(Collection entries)
|---|
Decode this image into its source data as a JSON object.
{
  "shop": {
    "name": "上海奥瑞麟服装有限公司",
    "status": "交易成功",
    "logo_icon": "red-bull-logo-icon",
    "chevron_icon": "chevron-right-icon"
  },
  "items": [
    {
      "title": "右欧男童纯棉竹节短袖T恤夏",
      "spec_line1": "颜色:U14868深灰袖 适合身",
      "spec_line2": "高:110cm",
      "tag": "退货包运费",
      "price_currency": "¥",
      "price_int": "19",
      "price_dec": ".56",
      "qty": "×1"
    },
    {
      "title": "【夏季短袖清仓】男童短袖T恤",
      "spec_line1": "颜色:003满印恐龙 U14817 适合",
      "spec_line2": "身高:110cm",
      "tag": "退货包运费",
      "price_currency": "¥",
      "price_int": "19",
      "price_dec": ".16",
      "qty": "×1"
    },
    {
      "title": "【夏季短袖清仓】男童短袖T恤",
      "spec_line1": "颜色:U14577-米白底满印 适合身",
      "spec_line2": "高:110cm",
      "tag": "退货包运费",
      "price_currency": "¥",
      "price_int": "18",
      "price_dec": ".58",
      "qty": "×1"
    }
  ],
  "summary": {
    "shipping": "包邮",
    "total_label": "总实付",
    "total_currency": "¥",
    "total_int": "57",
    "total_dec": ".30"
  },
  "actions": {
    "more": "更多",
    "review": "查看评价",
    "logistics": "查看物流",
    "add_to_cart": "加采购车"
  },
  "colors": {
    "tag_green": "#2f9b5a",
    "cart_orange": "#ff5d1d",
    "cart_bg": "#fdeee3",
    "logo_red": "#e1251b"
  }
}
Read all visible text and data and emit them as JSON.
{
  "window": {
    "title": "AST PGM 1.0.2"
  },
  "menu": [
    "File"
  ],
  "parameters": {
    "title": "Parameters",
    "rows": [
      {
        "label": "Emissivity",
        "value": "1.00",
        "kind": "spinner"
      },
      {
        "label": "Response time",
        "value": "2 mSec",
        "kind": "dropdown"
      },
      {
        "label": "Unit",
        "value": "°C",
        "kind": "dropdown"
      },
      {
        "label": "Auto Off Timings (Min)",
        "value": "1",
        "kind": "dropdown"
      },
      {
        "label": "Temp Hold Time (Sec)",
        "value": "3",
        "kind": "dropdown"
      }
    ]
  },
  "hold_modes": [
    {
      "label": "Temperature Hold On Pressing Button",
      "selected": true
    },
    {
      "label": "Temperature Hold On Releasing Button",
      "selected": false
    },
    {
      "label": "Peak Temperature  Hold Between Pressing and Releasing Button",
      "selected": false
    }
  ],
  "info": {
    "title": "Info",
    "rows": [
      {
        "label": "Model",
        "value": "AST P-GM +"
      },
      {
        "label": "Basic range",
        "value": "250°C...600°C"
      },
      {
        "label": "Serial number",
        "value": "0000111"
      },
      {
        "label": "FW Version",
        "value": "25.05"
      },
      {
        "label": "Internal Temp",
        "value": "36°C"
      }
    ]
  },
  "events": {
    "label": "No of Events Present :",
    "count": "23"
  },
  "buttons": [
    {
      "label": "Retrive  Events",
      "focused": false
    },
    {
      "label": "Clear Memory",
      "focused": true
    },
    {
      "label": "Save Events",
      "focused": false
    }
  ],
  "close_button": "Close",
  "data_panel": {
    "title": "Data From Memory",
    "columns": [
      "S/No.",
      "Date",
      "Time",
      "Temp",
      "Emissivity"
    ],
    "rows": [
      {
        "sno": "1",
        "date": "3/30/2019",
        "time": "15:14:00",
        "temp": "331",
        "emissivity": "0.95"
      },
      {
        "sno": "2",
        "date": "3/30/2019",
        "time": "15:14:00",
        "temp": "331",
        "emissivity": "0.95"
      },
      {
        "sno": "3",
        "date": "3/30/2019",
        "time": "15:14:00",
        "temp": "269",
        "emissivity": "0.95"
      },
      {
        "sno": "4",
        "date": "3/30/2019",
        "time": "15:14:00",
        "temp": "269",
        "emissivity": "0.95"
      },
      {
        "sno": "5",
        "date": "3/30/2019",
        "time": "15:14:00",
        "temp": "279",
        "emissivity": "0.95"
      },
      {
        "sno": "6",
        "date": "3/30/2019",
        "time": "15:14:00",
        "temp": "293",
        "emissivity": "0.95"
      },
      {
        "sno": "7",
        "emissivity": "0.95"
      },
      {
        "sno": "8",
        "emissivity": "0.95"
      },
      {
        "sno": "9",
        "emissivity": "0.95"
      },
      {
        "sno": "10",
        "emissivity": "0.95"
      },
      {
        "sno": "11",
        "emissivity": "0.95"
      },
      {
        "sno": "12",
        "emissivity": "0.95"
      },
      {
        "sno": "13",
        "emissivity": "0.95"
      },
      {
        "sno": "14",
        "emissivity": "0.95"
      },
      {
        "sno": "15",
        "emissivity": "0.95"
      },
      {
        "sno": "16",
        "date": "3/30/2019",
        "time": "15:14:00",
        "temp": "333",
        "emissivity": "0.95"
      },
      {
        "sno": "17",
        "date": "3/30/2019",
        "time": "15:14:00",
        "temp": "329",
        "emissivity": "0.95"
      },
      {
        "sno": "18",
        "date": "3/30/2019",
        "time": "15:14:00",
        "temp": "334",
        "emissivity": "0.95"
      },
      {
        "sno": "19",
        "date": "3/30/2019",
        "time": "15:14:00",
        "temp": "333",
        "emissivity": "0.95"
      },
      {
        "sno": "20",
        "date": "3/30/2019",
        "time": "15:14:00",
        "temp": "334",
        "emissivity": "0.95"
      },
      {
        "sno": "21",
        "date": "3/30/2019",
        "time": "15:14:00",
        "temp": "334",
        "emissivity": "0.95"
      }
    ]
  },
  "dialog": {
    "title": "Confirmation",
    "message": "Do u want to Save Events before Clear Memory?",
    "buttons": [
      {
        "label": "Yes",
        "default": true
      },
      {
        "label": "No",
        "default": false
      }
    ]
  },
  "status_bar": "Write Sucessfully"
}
|---|
AIM OF THE EXERCISE -> Restate all of the entries above precisely.

EXPECTED ANSWER ->
Decode this image into its source data as a JSON object.
{
  "shop": {
    "name": "上海奥瑞麟服装有限公司",
    "status": "交易成功",
    "logo_icon": "red-bull-logo-icon",
    "chevron_icon": "chevron-right-icon"
  },
  "items": [
    {
      "title": "右欧男童纯棉竹节短袖T恤夏",
      "spec_line1": "颜色:U14868深灰袖 适合身",
      "spec_line2": "高:110cm",
      "tag": "退货包运费",
      "price_currency": "¥",
      "price_int": "19",
      "price_dec": ".56",
      "qty": "×1"
    },
    {
      "title": "【夏季短袖清仓】男童短袖T恤",
      "spec_line1": "颜色:003满印恐龙 U14817 适合",
      "spec_line2": "身高:110cm",
      "tag": "退货包运费",
      "price_currency": "¥",
      "price_int": "19",
      "price_dec": ".16",
      "qty": "×1"
    },
    {
      "title": "【夏季短袖清仓】男童短袖T恤",
      "spec_line1": "颜色:U14577-米白底满印 适合身",
      "spec_line2": "高:110cm",
      "tag": "退货包运费",
      "price_currency": "¥",
      "price_int": "18",
      "price_dec": ".58",
      "qty": "×1"
    }
  ],
  "summary": {
    "shipping": "包邮",
    "total_label": "总实付",
    "total_currency": "¥",
    "total_int": "57",
    "total_dec": ".30"
  },
  "actions": {
    "more": "更多",
    "review": "查看评价",
    "logistics": "查看物流",
    "add_to_cart": "加采购车"
  },
  "colors": {
    "tag_green": "#2f9b5a",
    "cart_orange": "#ff5d1d",
    "cart_bg": "#fdeee3",
    "logo_red": "#e1251b"
  }
}
Read all visible text and data and emit them as JSON.
{
  "window": {
    "title": "AST PGM 1.0.2"
  },
  "menu": [
    "File"
  ],
  "parameters": {
    "title": "Parameters",
    "rows": [
      {
        "label": "Emissivity",
        "value": "1.00",
        "kind": "spinner"
      },
      {
        "label": "Response time",
        "value": "2 mSec",
        "kind": "dropdown"
      },
      {
        "label": "Unit",
        "value": "°C",
        "kind": "dropdown"
      },
      {
        "label": "Auto Off Timings (Min)",
        "value": "1",
        "kind": "dropdown"
      },
      {
        "label": "Temp Hold Time (Sec)",
        "value": "3",
        "kind": "dropdown"
      }
    ]
  },
  "hold_modes": [
    {
      "label": "Temperature Hold On Pressing Button",
      "selected": true
    },
    {
      "label": "Temperature Hold On Releasing Button",
      "selected": false
    },
    {
      "label": "Peak Temperature  Hold Between Pressing and Releasing Button",
      "selected": false
    }
  ],
  "info": {
    "title": "Info",
    "rows": [
      {
        "label": "Model",
        "value": "AST P-GM +"
      },
      {
        "label": "Basic range",
        "value": "250°C...600°C"
      },
      {
        "label": "Serial number",
        "value": "0000111"
      },
      {
        "label": "FW Version",
        "value": "25.05"
      },
      {
        "label": "Internal Temp",
        "value": "36°C"
      }
    ]
  },
  "events": {
    "label": "No of Events Present :",
    "count": "23"
  },
  "buttons": [
    {
      "label": "Retrive  Events",
      "focused": false
    },
    {
      "label": "Clear Memory",
      "focused": true
    },
    {
      "label": "Save Events",
      "focused": false
    }
  ],
  "close_button": "Close",
  "data_panel": {
    "title": "Data From Memory",
    "columns": [
      "S/No.",
      "Date",
      "Time",
      "Temp",
      "Emissivity"
    ],
    "rows": [
      {
        "sno": "1",
        "date": "3/30/2019",
        "time": "15:14:00",
        "temp": "331",
        "emissivity": "0.95"
      },
      {
        "sno": "2",
        "date": "3/30/2019",
        "time": "15:14:00",
        "temp": "331",
        "emissivity": "0.95"
      },
      {
        "sno": "3",
        "date": "3/30/2019",
        "time": "15:14:00",
        "temp": "269",
        "emissivity": "0.95"
      },
      {
        "sno": "4",
        "date": "3/30/2019",
        "time": "15:14:00",
        "temp": "269",
        "emissivity": "0.95"
      },
      {
        "sno": "5",
        "date": "3/30/2019",
        "time": "15:14:00",
        "temp": "279",
        "emissivity": "0.95"
      },
      {
        "sno": "6",
        "date": "3/30/2019",
        "time": "15:14:00",
        "temp": "293",
        "emissivity": "0.95"
      },
      {
        "sno": "7",
        "emissivity": "0.95"
      },
      {
        "sno": "8",
        "emissivity": "0.95"
      },
      {
        "sno": "9",
        "emissivity": "0.95"
      },
      {
        "sno": "10",
        "emissivity": "0.95"
      },
      {
        "sno": "11",
        "emissivity": "0.95"
      },
      {
        "sno": "12",
        "emissivity": "0.95"
      },
      {
        "sno": "13",
        "emissivity": "0.95"
      },
      {
        "sno": "14",
        "emissivity": "0.95"
      },
      {
        "sno": "15",
        "emissivity": "0.95"
      },
      {
        "sno": "16",
        "date": "3/30/2019",
        "time": "15:14:00",
        "temp": "333",
        "emissivity": "0.95"
      },
      {
        "sno": "17",
        "date": "3/30/2019",
        "time": "15:14:00",
        "temp": "329",
        "emissivity": "0.95"
      },
      {
        "sno": "18",
        "date": "3/30/2019",
        "time": "15:14:00",
        "temp": "334",
        "emissivity": "0.95"
      },
      {
        "sno": "19",
        "date": "3/30/2019",
        "time": "15:14:00",
        "temp": "333",
        "emissivity": "0.95"
      },
      {
        "sno": "20",
        "date": "3/30/2019",
        "time": "15:14:00",
        "temp": "334",
        "emissivity": "0.95"
      },
      {
        "sno": "21",
        "date": "3/30/2019",
        "time": "15:14:00",
        "temp": "334",
        "emissivity": "0.95"
      }
    ]
  },
  "dialog": {
    "title": "Confirmation",
    "message": "Do u want to Save Events before Clear Memory?",
    "buttons": [
      {
        "label": "Yes",
        "default": true
      },
      {
        "label": "No",
        "default": false
      }
    ]
  },
  "status_bar": "Write Sucessfully"
}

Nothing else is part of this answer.